(Dataset excerpts)
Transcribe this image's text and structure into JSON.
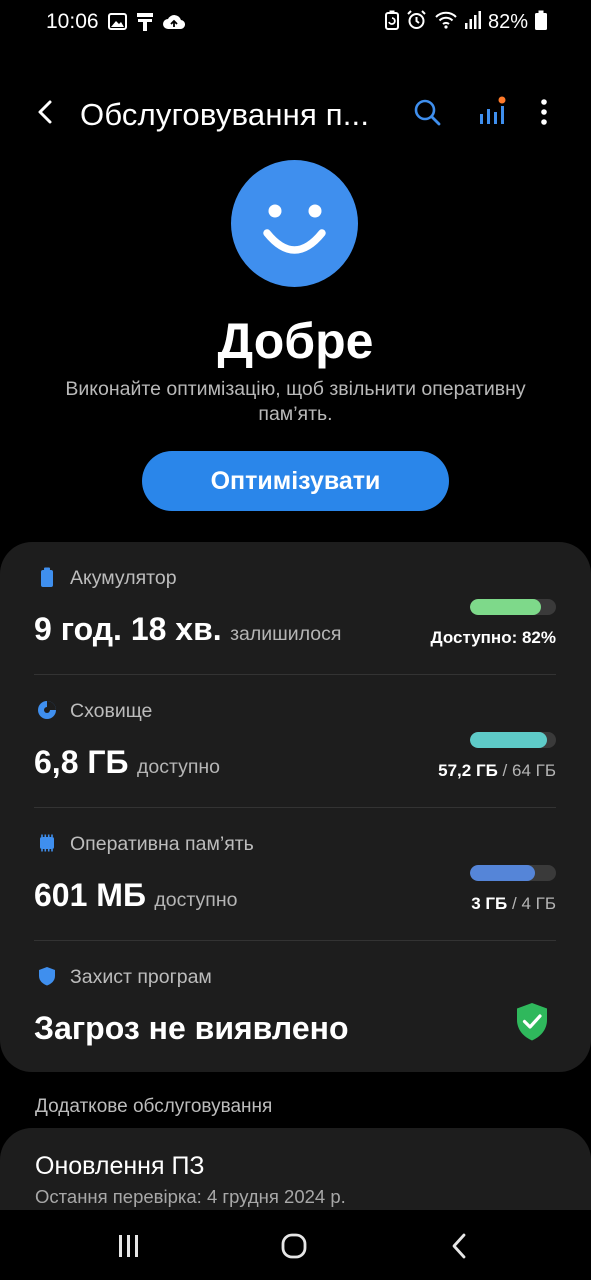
{
  "status_bar": {
    "time": "10:06",
    "battery_percent": "82%",
    "left_icons": [
      "image-icon",
      "usb-icon",
      "cloud-sync-icon"
    ],
    "right_icons": [
      "battery-saver-icon",
      "alarm-icon",
      "wifi-icon",
      "signal-icon",
      "battery-icon"
    ]
  },
  "app_bar": {
    "title": "Обслуговування п...",
    "icons": [
      "back-arrow-icon",
      "search-icon",
      "stats-icon",
      "more-vert-icon"
    ],
    "accent": "#3f8fee",
    "notify_dot": "#ff7a2a"
  },
  "hero": {
    "icon": "smiley-face-icon",
    "status": "Добре",
    "hint": "Виконайте оптимізацію, щоб звільнити оперативну пам’ять.",
    "button": "Оптимізувати"
  },
  "items": {
    "battery": {
      "icon": "battery-icon",
      "label": "Акумулятор",
      "value": "9 год. 18 хв.",
      "value_suffix": "залишилося",
      "bar_fraction": 0.82,
      "bar_color": "#7ed98a",
      "right": "Доступно: 82%"
    },
    "storage": {
      "icon": "pie-chart-icon",
      "label": "Сховище",
      "value": "6,8 ГБ",
      "value_suffix": "доступно",
      "bar_fraction": 0.894,
      "bar_color": "#5ecbc8",
      "right_used": "57,2 ГБ",
      "right_total": "/ 64 ГБ"
    },
    "memory": {
      "icon": "memory-chip-icon",
      "label": "Оперативна пам’ять",
      "value": "601 МБ",
      "value_suffix": "доступно",
      "bar_fraction": 0.75,
      "bar_color": "#5585d8",
      "right_used": "3 ГБ",
      "right_total": "/ 4 ГБ"
    },
    "protection": {
      "icon": "shield-icon",
      "label": "Захист програм",
      "value": "Загроз не виявлено",
      "badge_icon": "shield-check-icon",
      "badge_color": "#2fb85c"
    }
  },
  "additional": {
    "header": "Додаткове обслуговування",
    "update": {
      "title": "Оновлення ПЗ",
      "subtitle": "Остання перевірка: 4 грудня 2024 р."
    }
  },
  "nav_bar": {
    "icons": [
      "recents-icon",
      "home-icon",
      "back-icon"
    ]
  }
}
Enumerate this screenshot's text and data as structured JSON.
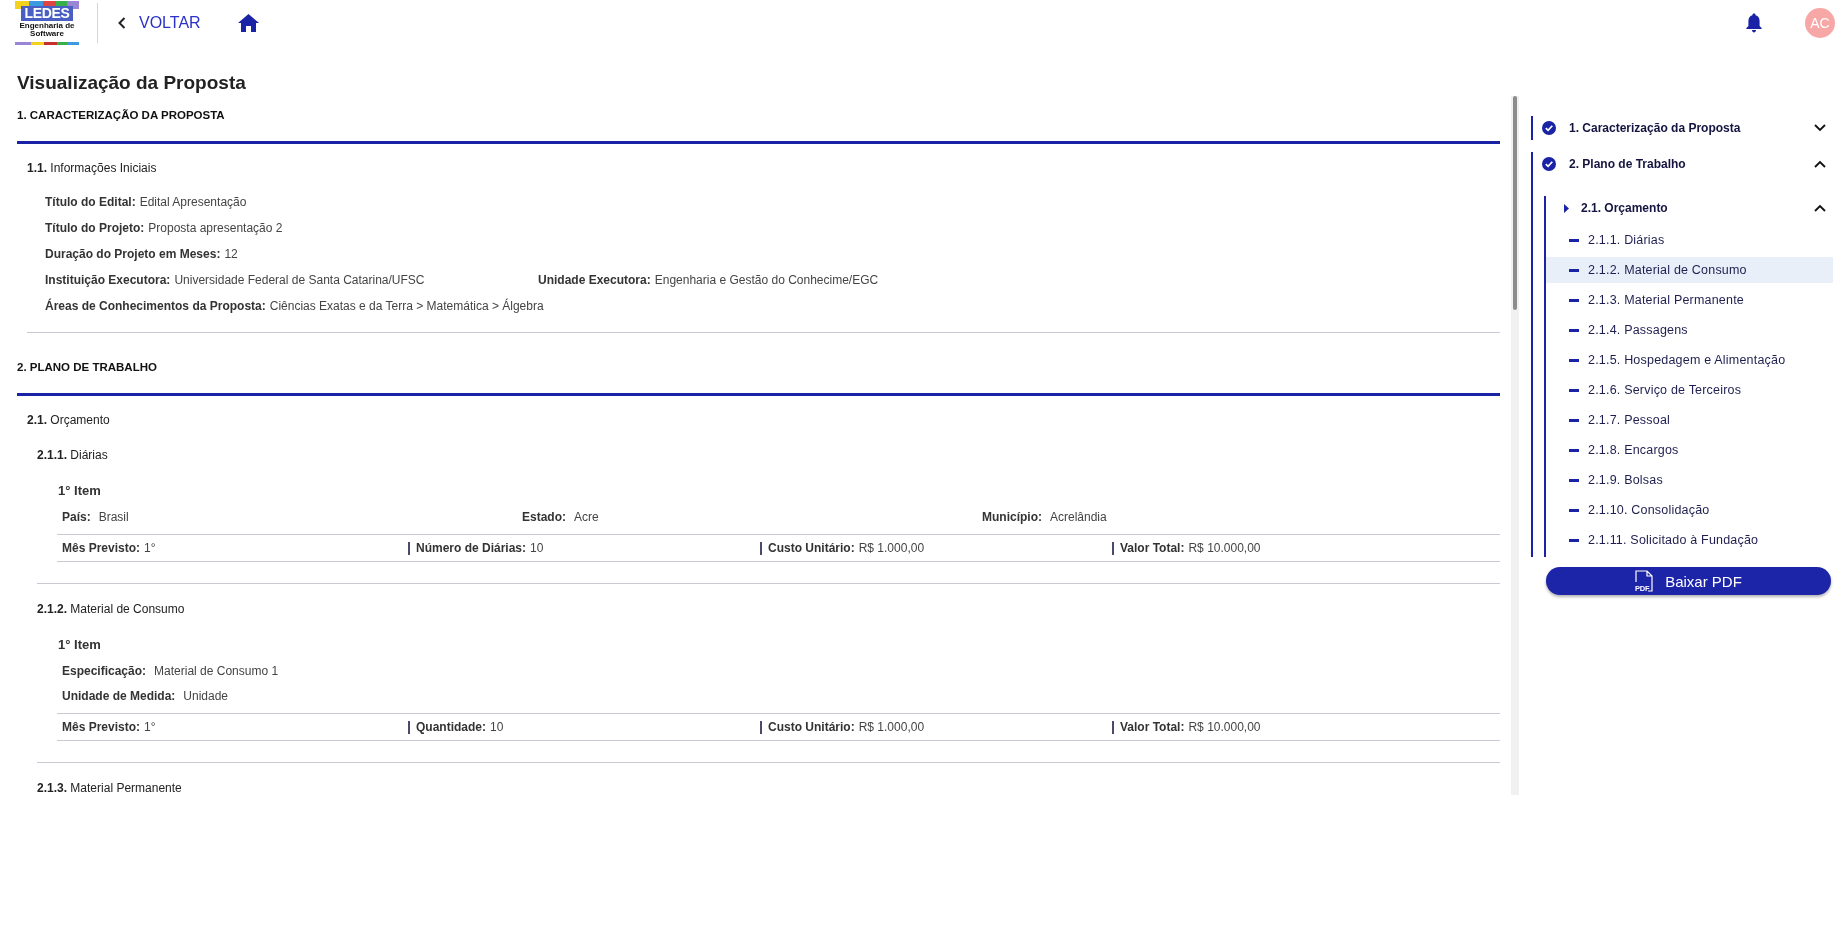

PROBLEM STATEMENT ::
Pictures in the records above are not copied; print everything else exactly.

WRITTEN SOLUTION ::
Transcribe this image's text and structure into JSON.
{
  "status_bar": {
    "time": "10:06",
    "battery_percent": "82%",
    "left_icons": [
      "image-icon",
      "usb-icon",
      "cloud-sync-icon"
    ],
    "right_icons": [
      "battery-saver-icon",
      "alarm-icon",
      "wifi-icon",
      "signal-icon",
      "battery-icon"
    ]
  },
  "app_bar": {
    "title": "Обслуговування п...",
    "icons": [
      "back-arrow-icon",
      "search-icon",
      "stats-icon",
      "more-vert-icon"
    ],
    "accent": "#3f8fee",
    "notify_dot": "#ff7a2a"
  },
  "hero": {
    "icon": "smiley-face-icon",
    "status": "Добре",
    "hint": "Виконайте оптимізацію, щоб звільнити оперативну пам’ять.",
    "button": "Оптимізувати"
  },
  "items": {
    "battery": {
      "icon": "battery-icon",
      "label": "Акумулятор",
      "value": "9 год. 18 хв.",
      "value_suffix": "залишилося",
      "bar_fraction": 0.82,
      "bar_color": "#7ed98a",
      "right": "Доступно: 82%"
    },
    "storage": {
      "icon": "pie-chart-icon",
      "label": "Сховище",
      "value": "6,8 ГБ",
      "value_suffix": "доступно",
      "bar_fraction": 0.894,
      "bar_color": "#5ecbc8",
      "right_used": "57,2 ГБ",
      "right_total": "/ 64 ГБ"
    },
    "memory": {
      "icon": "memory-chip-icon",
      "label": "Оперативна пам’ять",
      "value": "601 МБ",
      "value_suffix": "доступно",
      "bar_fraction": 0.75,
      "bar_color": "#5585d8",
      "right_used": "3 ГБ",
      "right_total": "/ 4 ГБ"
    },
    "protection": {
      "icon": "shield-icon",
      "label": "Захист програм",
      "value": "Загроз не виявлено",
      "badge_icon": "shield-check-icon",
      "badge_color": "#2fb85c"
    }
  },
  "additional": {
    "header": "Додаткове обслуговування",
    "update": {
      "title": "Оновлення ПЗ",
      "subtitle": "Остання перевірка: 4 грудня 2024 р."
    }
  },
  "nav_bar": {
    "icons": [
      "recents-icon",
      "home-icon",
      "back-icon"
    ]
  }
}
Enumerate this screenshot's text and data as structured JSON.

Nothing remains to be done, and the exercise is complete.